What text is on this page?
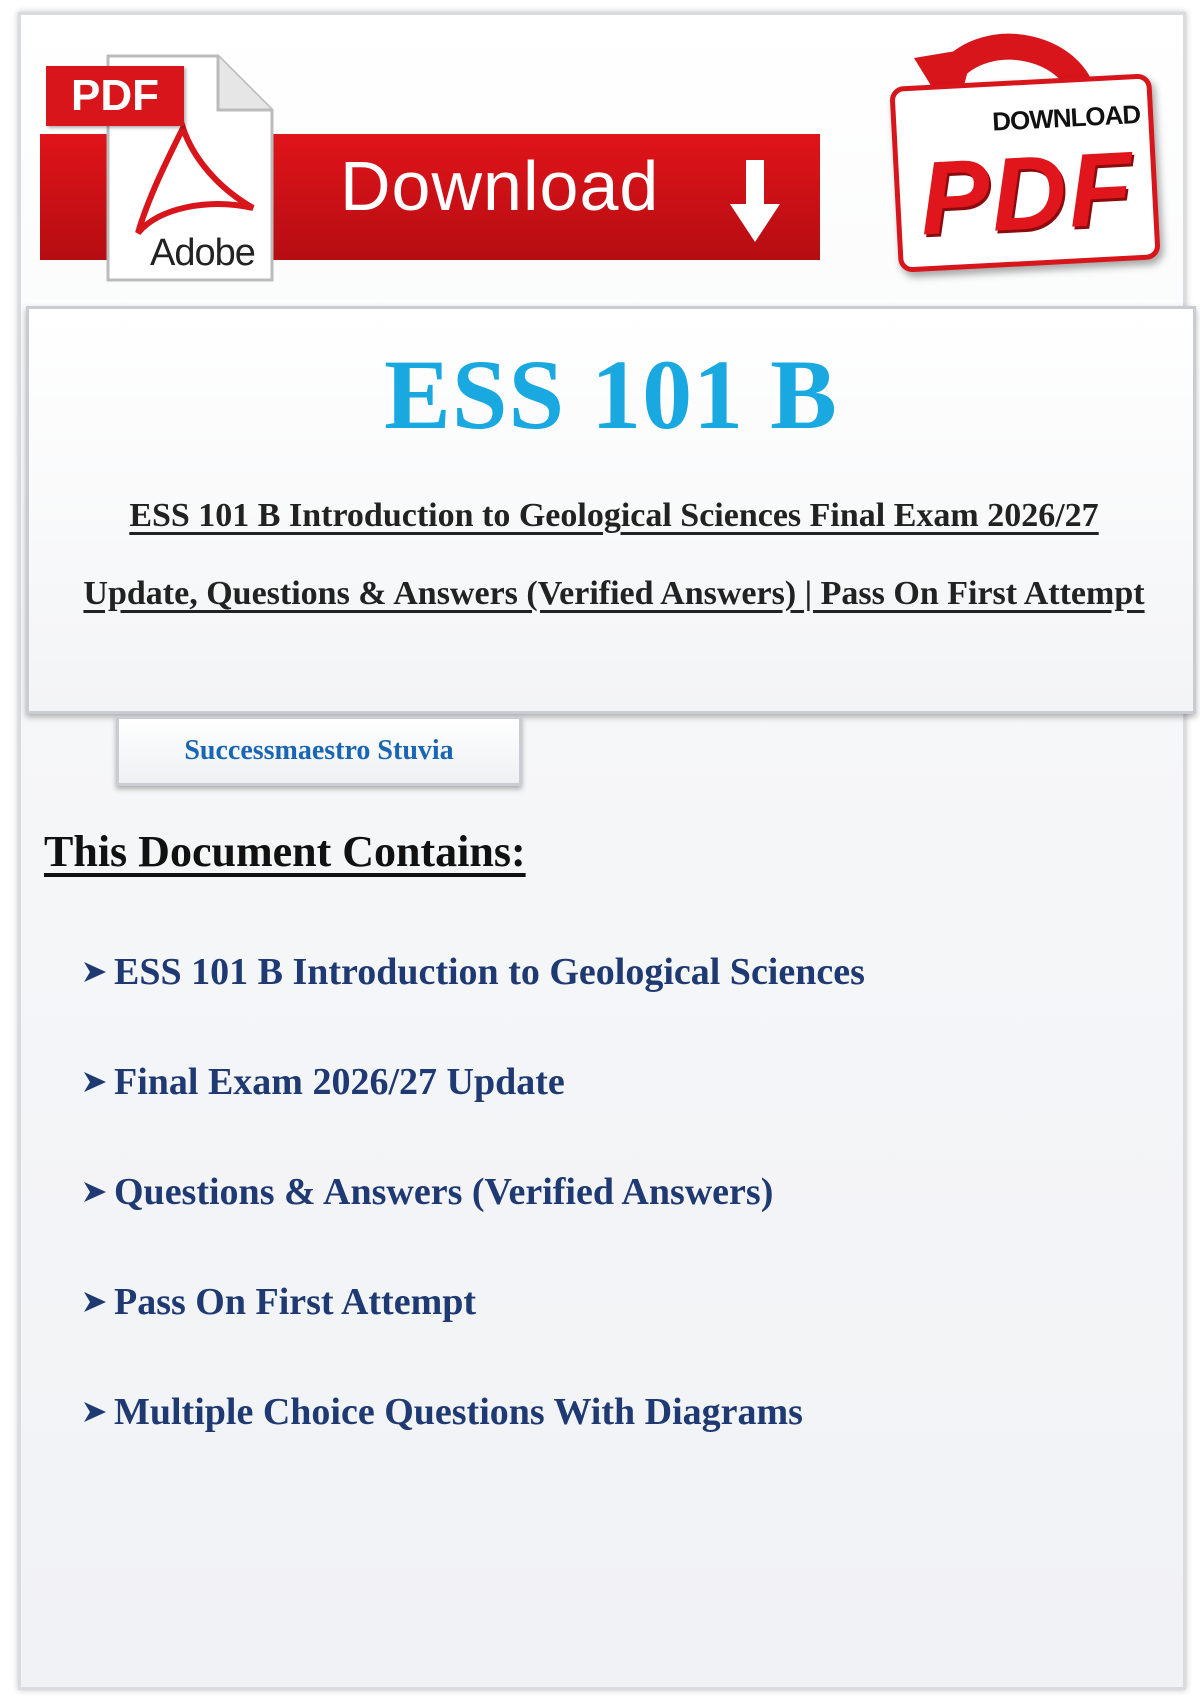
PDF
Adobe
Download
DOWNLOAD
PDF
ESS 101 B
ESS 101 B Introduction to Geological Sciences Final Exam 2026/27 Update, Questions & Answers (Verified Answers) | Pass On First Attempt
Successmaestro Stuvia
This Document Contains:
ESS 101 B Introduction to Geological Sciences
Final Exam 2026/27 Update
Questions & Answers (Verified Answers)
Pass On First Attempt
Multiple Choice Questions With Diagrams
--
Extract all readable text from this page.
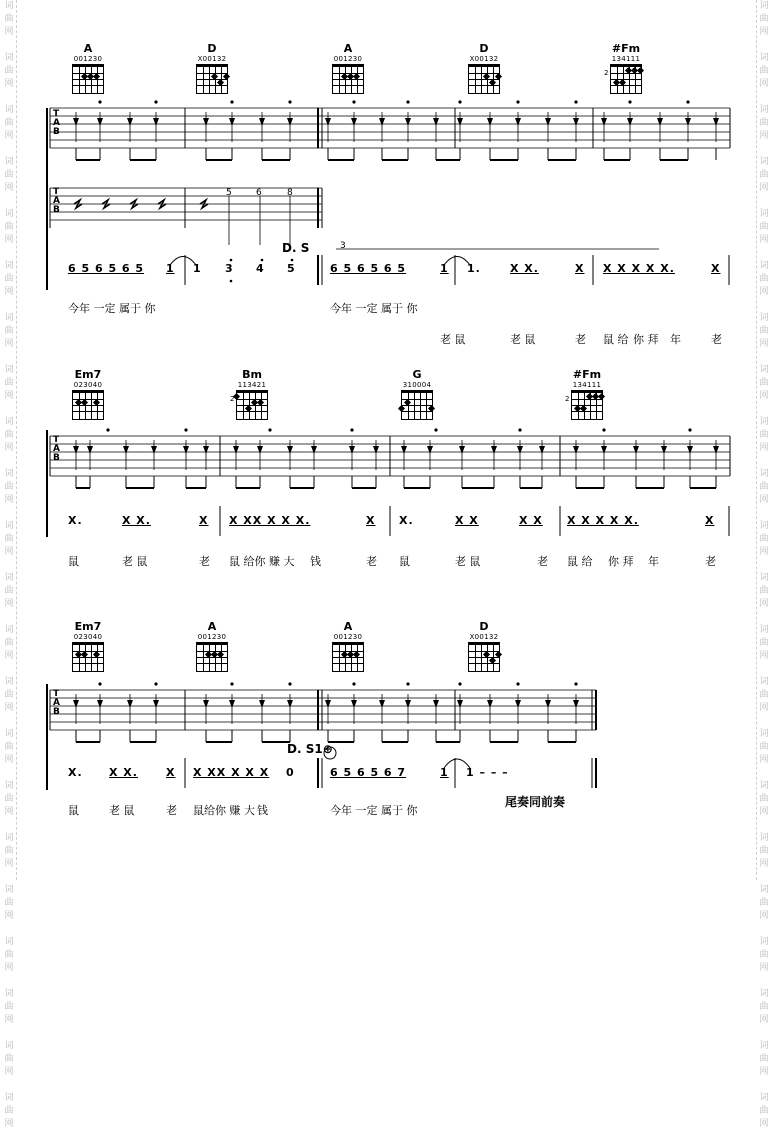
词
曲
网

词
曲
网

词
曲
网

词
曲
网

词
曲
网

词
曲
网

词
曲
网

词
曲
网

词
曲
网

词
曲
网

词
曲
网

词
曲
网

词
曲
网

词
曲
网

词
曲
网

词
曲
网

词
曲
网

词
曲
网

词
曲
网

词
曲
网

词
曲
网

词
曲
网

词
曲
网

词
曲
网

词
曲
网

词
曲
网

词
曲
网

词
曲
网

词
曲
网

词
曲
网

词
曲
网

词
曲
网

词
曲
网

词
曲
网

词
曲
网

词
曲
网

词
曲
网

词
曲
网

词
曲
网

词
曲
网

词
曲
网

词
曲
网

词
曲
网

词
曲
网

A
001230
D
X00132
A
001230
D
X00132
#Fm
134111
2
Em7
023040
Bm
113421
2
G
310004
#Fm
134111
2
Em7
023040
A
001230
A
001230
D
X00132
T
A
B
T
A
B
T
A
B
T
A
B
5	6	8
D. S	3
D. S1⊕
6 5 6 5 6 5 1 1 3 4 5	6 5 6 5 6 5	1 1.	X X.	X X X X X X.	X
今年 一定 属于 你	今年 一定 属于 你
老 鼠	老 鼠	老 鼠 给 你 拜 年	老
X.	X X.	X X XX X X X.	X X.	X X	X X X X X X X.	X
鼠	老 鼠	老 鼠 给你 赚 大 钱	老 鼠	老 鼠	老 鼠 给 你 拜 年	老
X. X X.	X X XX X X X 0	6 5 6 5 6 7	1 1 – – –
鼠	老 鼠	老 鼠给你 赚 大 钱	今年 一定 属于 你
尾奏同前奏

▶ Problem:
Across the records above, count the lines holding "Questions" and reply with that number alone.

▶ Written solution:
3